[Items listed in a dataset]

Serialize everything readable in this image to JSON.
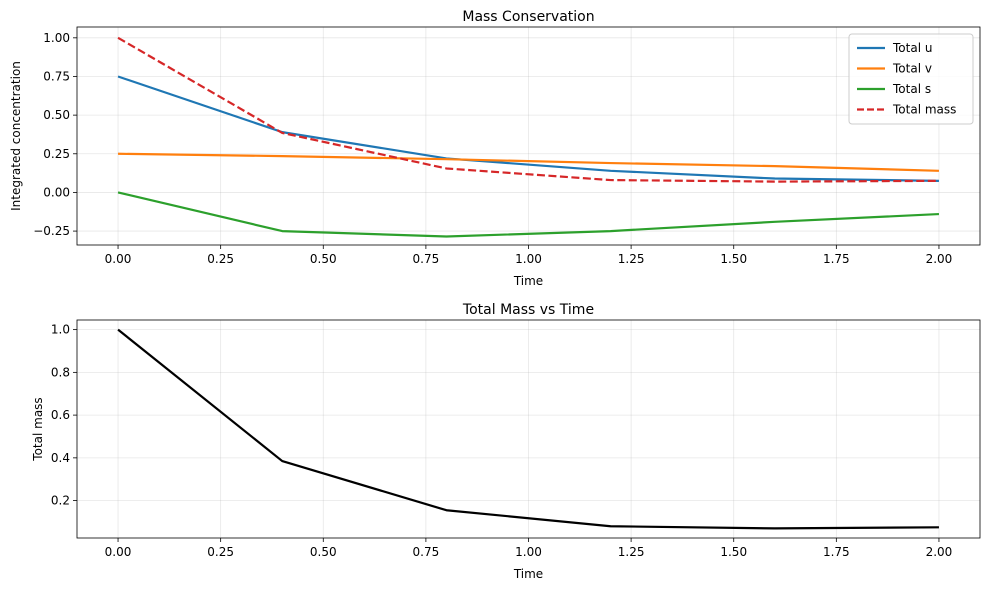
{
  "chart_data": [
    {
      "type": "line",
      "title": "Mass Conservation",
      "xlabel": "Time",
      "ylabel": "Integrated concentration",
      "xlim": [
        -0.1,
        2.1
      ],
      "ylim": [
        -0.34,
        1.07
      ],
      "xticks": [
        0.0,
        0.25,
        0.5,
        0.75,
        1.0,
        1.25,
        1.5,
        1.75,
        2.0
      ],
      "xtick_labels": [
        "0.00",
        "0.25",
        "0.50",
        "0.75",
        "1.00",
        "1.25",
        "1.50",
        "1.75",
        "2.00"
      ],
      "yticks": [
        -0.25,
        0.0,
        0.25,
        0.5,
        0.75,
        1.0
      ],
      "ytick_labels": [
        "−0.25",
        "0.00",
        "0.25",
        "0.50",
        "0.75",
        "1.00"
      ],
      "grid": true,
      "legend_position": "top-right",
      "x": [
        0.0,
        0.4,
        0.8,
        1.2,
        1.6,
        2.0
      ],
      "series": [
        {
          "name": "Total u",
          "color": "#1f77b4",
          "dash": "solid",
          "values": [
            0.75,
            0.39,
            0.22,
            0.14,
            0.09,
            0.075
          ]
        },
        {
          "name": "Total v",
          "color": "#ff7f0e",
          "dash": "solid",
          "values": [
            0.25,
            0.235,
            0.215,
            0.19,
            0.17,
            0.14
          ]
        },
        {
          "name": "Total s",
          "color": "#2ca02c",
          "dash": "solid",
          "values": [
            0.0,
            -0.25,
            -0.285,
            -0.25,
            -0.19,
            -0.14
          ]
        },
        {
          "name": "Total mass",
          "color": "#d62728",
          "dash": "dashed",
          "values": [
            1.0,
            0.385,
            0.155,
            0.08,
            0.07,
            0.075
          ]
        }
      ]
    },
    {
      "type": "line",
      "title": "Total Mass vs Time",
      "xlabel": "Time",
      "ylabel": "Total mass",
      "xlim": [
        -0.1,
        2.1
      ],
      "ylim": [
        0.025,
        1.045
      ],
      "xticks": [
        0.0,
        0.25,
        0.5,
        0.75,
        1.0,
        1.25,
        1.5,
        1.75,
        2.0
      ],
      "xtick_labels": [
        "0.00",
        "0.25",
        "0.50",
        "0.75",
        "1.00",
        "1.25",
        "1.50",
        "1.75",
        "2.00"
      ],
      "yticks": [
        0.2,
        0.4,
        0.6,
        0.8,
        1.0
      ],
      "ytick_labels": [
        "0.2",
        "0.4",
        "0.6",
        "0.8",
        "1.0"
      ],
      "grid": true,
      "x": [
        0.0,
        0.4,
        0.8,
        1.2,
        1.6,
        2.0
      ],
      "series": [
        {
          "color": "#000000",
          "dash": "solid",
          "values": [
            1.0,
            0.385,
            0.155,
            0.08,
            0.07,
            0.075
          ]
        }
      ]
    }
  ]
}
--
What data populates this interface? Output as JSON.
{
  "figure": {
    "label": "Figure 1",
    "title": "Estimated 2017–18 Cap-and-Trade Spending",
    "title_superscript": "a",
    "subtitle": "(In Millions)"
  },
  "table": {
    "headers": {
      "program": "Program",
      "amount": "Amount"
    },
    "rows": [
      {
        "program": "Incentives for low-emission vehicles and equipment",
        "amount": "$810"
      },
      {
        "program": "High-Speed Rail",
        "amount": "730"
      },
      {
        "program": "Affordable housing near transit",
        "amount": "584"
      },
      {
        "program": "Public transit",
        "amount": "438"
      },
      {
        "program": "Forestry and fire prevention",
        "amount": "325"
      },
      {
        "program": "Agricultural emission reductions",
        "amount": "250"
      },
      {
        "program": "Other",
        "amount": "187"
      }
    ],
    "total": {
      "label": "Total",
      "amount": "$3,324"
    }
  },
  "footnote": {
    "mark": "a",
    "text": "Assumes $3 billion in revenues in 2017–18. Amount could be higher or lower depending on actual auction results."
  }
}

**What the task requires:** Locate the word "transit" in the records above, and return each line that has it.

**Right answer:**
        "program": "Affordable housing near transit",
        "program": "Public transit",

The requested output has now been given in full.